▶ _The exercise_
Scan the listing below and copy every line holding "xlabel".
[Extracted entries start]
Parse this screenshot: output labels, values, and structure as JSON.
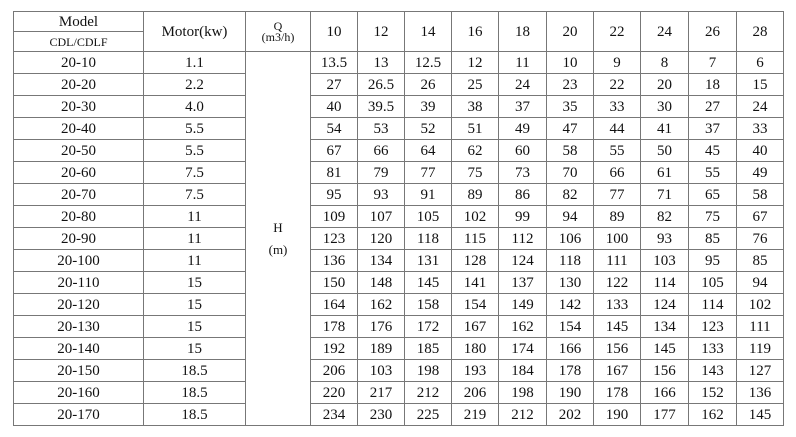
{
  "header": {
    "model_label": "Model",
    "model_sub_label": "CDL/CDLF",
    "motor_label": "Motor(kw)",
    "q_label": "Q",
    "q_unit": "(m3/h)",
    "h_label": "H",
    "h_unit": "(m)",
    "flows": [
      "10",
      "12",
      "14",
      "16",
      "18",
      "20",
      "22",
      "24",
      "26",
      "28"
    ]
  },
  "rows": [
    {
      "model": "20-10",
      "motor": "1.1",
      "h": [
        "13.5",
        "13",
        "12.5",
        "12",
        "11",
        "10",
        "9",
        "8",
        "7",
        "6"
      ]
    },
    {
      "model": "20-20",
      "motor": "2.2",
      "h": [
        "27",
        "26.5",
        "26",
        "25",
        "24",
        "23",
        "22",
        "20",
        "18",
        "15"
      ]
    },
    {
      "model": "20-30",
      "motor": "4.0",
      "h": [
        "40",
        "39.5",
        "39",
        "38",
        "37",
        "35",
        "33",
        "30",
        "27",
        "24"
      ]
    },
    {
      "model": "20-40",
      "motor": "5.5",
      "h": [
        "54",
        "53",
        "52",
        "51",
        "49",
        "47",
        "44",
        "41",
        "37",
        "33"
      ]
    },
    {
      "model": "20-50",
      "motor": "5.5",
      "h": [
        "67",
        "66",
        "64",
        "62",
        "60",
        "58",
        "55",
        "50",
        "45",
        "40"
      ]
    },
    {
      "model": "20-60",
      "motor": "7.5",
      "h": [
        "81",
        "79",
        "77",
        "75",
        "73",
        "70",
        "66",
        "61",
        "55",
        "49"
      ]
    },
    {
      "model": "20-70",
      "motor": "7.5",
      "h": [
        "95",
        "93",
        "91",
        "89",
        "86",
        "82",
        "77",
        "71",
        "65",
        "58"
      ]
    },
    {
      "model": "20-80",
      "motor": "11",
      "h": [
        "109",
        "107",
        "105",
        "102",
        "99",
        "94",
        "89",
        "82",
        "75",
        "67"
      ]
    },
    {
      "model": "20-90",
      "motor": "11",
      "h": [
        "123",
        "120",
        "118",
        "115",
        "112",
        "106",
        "100",
        "93",
        "85",
        "76"
      ]
    },
    {
      "model": "20-100",
      "motor": "11",
      "h": [
        "136",
        "134",
        "131",
        "128",
        "124",
        "118",
        "111",
        "103",
        "95",
        "85"
      ]
    },
    {
      "model": "20-110",
      "motor": "15",
      "h": [
        "150",
        "148",
        "145",
        "141",
        "137",
        "130",
        "122",
        "114",
        "105",
        "94"
      ]
    },
    {
      "model": "20-120",
      "motor": "15",
      "h": [
        "164",
        "162",
        "158",
        "154",
        "149",
        "142",
        "133",
        "124",
        "114",
        "102"
      ]
    },
    {
      "model": "20-130",
      "motor": "15",
      "h": [
        "178",
        "176",
        "172",
        "167",
        "162",
        "154",
        "145",
        "134",
        "123",
        "111"
      ]
    },
    {
      "model": "20-140",
      "motor": "15",
      "h": [
        "192",
        "189",
        "185",
        "180",
        "174",
        "166",
        "156",
        "145",
        "133",
        "119"
      ]
    },
    {
      "model": "20-150",
      "motor": "18.5",
      "h": [
        "206",
        "103",
        "198",
        "193",
        "184",
        "178",
        "167",
        "156",
        "143",
        "127"
      ]
    },
    {
      "model": "20-160",
      "motor": "18.5",
      "h": [
        "220",
        "217",
        "212",
        "206",
        "198",
        "190",
        "178",
        "166",
        "152",
        "136"
      ]
    },
    {
      "model": "20-170",
      "motor": "18.5",
      "h": [
        "234",
        "230",
        "225",
        "219",
        "212",
        "202",
        "190",
        "177",
        "162",
        "145"
      ]
    }
  ]
}
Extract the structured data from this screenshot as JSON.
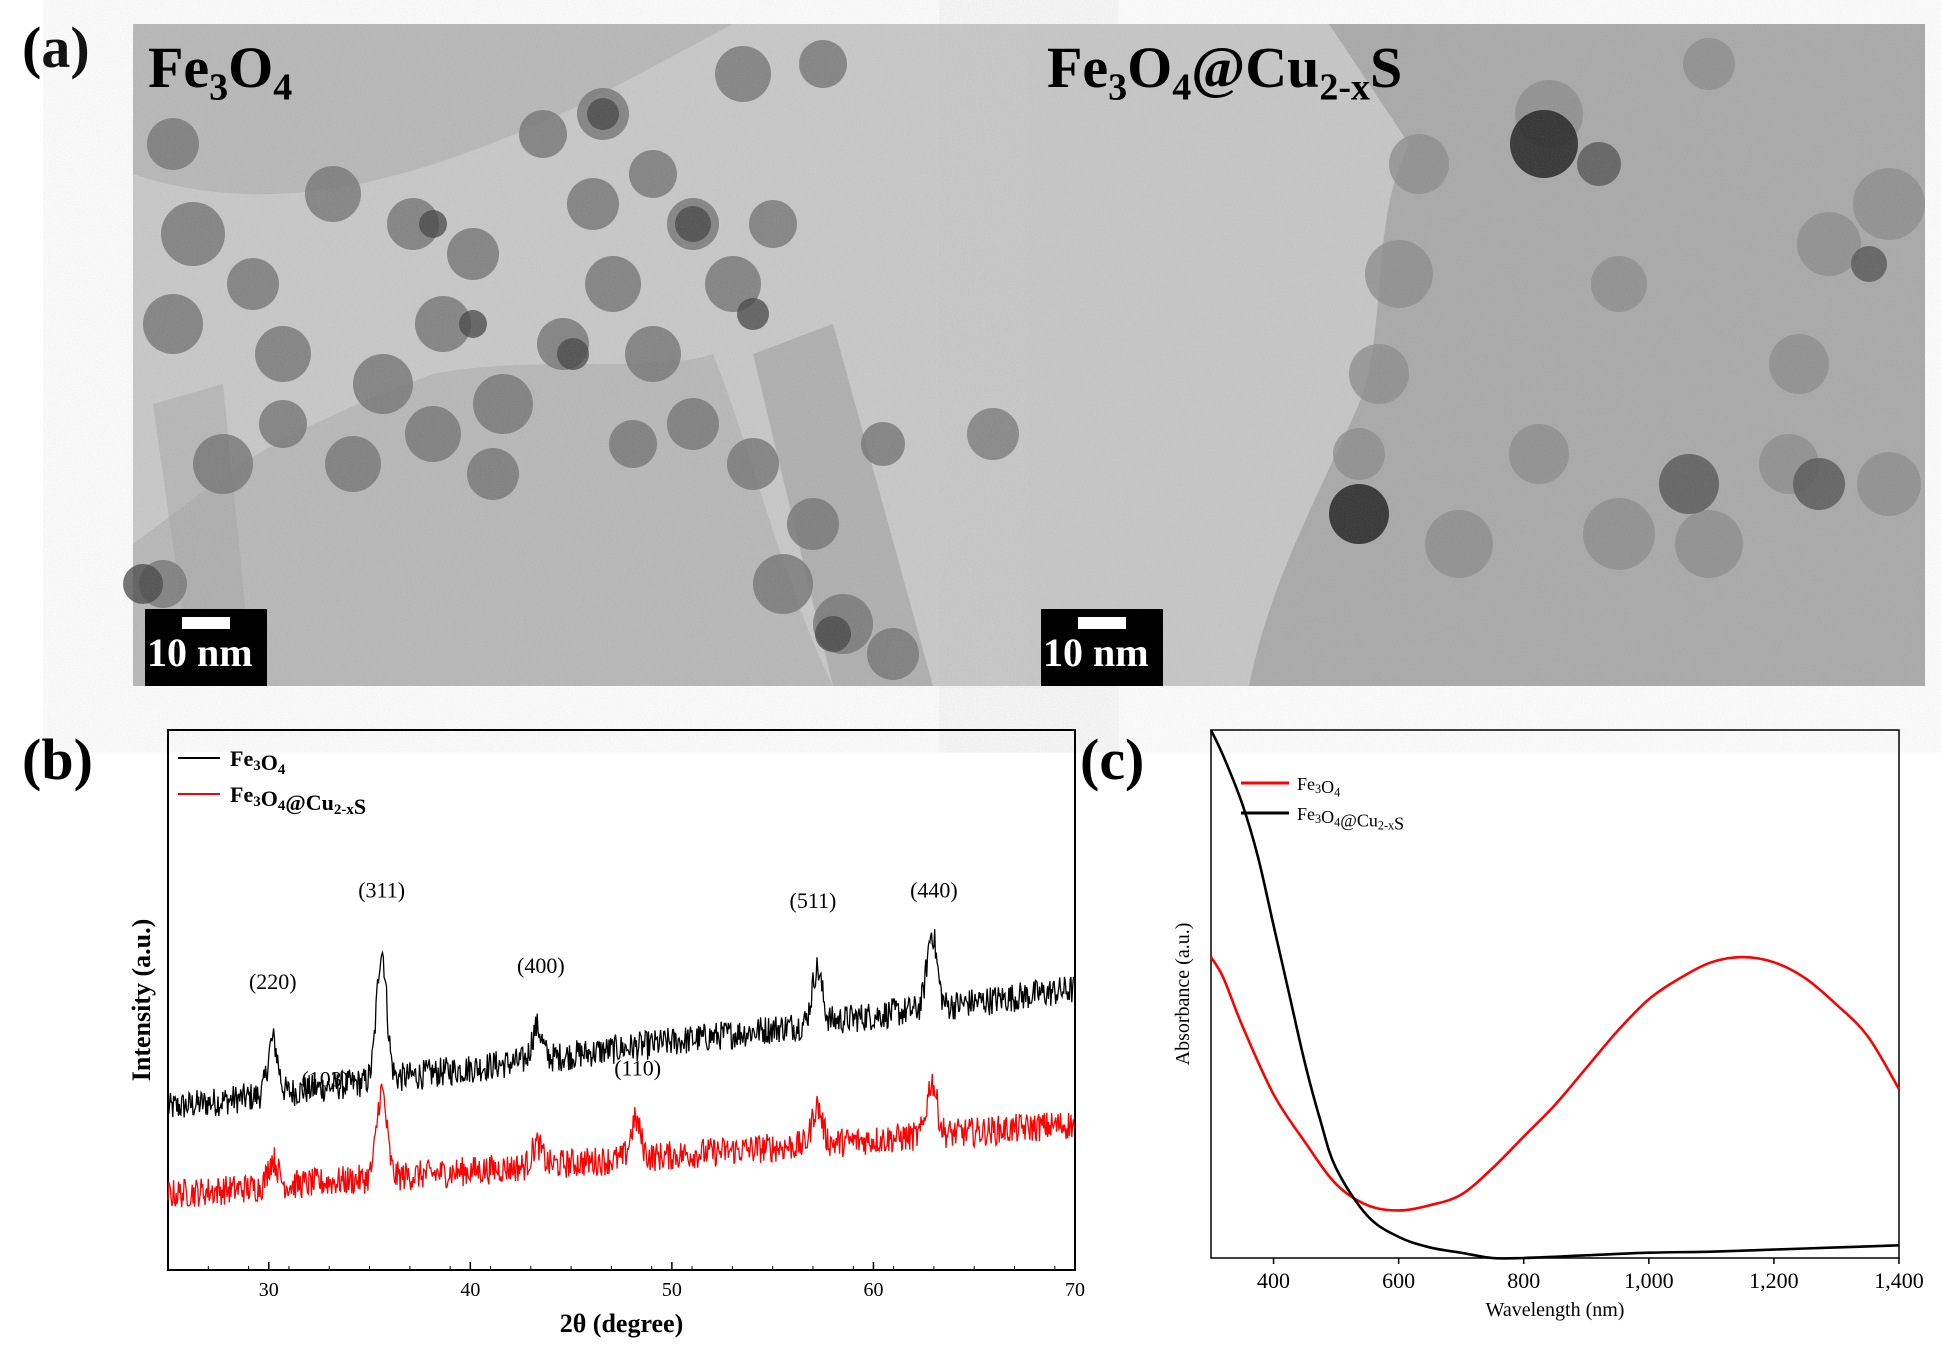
{
  "panels": {
    "a": {
      "label": "(a)",
      "left": {
        "title_main": "Fe",
        "title_sub1": "3",
        "title_mid": "O",
        "title_sub2": "4",
        "title_rest": "",
        "scale": "10 nm"
      },
      "right": {
        "title_main": "Fe",
        "title_sub1": "3",
        "title_mid": "O",
        "title_sub2": "4",
        "title_rest": "@Cu",
        "title_sub3": "2-x",
        "title_end": "S",
        "scale": "10 nm"
      }
    },
    "b": {
      "label": "(b)"
    },
    "c": {
      "label": "(c)"
    }
  },
  "chart_data": [
    {
      "id": "xrd",
      "type": "line",
      "xlabel": "2θ (degree)",
      "ylabel": "Intensity (a.u.)",
      "xlim": [
        25,
        70
      ],
      "xticks": [
        30,
        40,
        50,
        60,
        70
      ],
      "yticks": [],
      "legend": {
        "position": "top-left",
        "entries": [
          {
            "name": "Fe3O4",
            "color": "#000000"
          },
          {
            "name": "Fe3O4@Cu2-xS",
            "color": "#ff0000"
          }
        ]
      },
      "series": [
        {
          "name": "Fe3O4",
          "color": "#000000",
          "baseline_start": 0.3,
          "baseline_end": 0.52,
          "peaks": [
            [
              30.2,
              0.1
            ],
            [
              35.6,
              0.24
            ],
            [
              43.3,
              0.06
            ],
            [
              57.2,
              0.1
            ],
            [
              62.9,
              0.14
            ]
          ]
        },
        {
          "name": "Fe3O4@Cu2-xS",
          "color": "#ff0000",
          "baseline_start": 0.14,
          "baseline_end": 0.27,
          "peaks": [
            [
              30.2,
              0.05
            ],
            [
              35.6,
              0.16
            ],
            [
              43.3,
              0.04
            ],
            [
              48.2,
              0.07
            ],
            [
              57.2,
              0.07
            ],
            [
              62.9,
              0.1
            ]
          ]
        }
      ],
      "annotations": [
        {
          "text": "(220)",
          "x": 30.2,
          "y": 0.52
        },
        {
          "text": "(311)",
          "x": 35.6,
          "y": 0.69
        },
        {
          "text": "(400)",
          "x": 43.5,
          "y": 0.55
        },
        {
          "text": "(511)",
          "x": 57.0,
          "y": 0.67
        },
        {
          "text": "(440)",
          "x": 63.0,
          "y": 0.69
        },
        {
          "text": "(103)",
          "x": 32.8,
          "y": 0.34
        },
        {
          "text": "(110)",
          "x": 48.3,
          "y": 0.36
        }
      ],
      "ylim": [
        0,
        1
      ]
    },
    {
      "id": "absorbance",
      "type": "line",
      "xlabel": "Wavelength (nm)",
      "ylabel": "Absorbance (a.u.)",
      "xlim": [
        300,
        1400
      ],
      "ylim": [
        0,
        1
      ],
      "xticks": [
        400,
        600,
        800,
        1000,
        1200,
        1400
      ],
      "xtick_labels": [
        "400",
        "600",
        "800",
        "1,000",
        "1,200",
        "1,400"
      ],
      "legend": {
        "position": "top-left",
        "entries": [
          {
            "name": "Fe3O4",
            "color": "#ff0000"
          },
          {
            "name": "Fe3O4@Cu2-xS",
            "color": "#000000"
          }
        ]
      },
      "series": [
        {
          "name": "Fe3O4",
          "color": "#ff0000",
          "x": [
            300,
            320,
            350,
            400,
            450,
            500,
            550,
            600,
            650,
            700,
            750,
            800,
            850,
            900,
            950,
            1000,
            1050,
            1100,
            1150,
            1200,
            1250,
            1300,
            1350,
            1400
          ],
          "y": [
            0.57,
            0.53,
            0.44,
            0.31,
            0.22,
            0.14,
            0.1,
            0.09,
            0.1,
            0.12,
            0.17,
            0.23,
            0.29,
            0.36,
            0.43,
            0.49,
            0.53,
            0.56,
            0.57,
            0.56,
            0.53,
            0.48,
            0.42,
            0.32
          ]
        },
        {
          "name": "Fe3O4@Cu2-xS",
          "color": "#000000",
          "x": [
            300,
            320,
            350,
            375,
            400,
            425,
            450,
            475,
            500,
            550,
            600,
            650,
            700,
            750,
            800,
            900,
            1000,
            1100,
            1200,
            1300,
            1400
          ],
          "y": [
            1.0,
            0.95,
            0.86,
            0.76,
            0.63,
            0.5,
            0.37,
            0.26,
            0.17,
            0.08,
            0.04,
            0.02,
            0.01,
            0.0,
            0.0,
            0.005,
            0.01,
            0.012,
            0.016,
            0.02,
            0.024
          ]
        }
      ]
    }
  ]
}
[Extracted entries end]
▶ _Task solution_
      "xlabel": "2θ (degree)",
      "xlabel": "Wavelength (nm)",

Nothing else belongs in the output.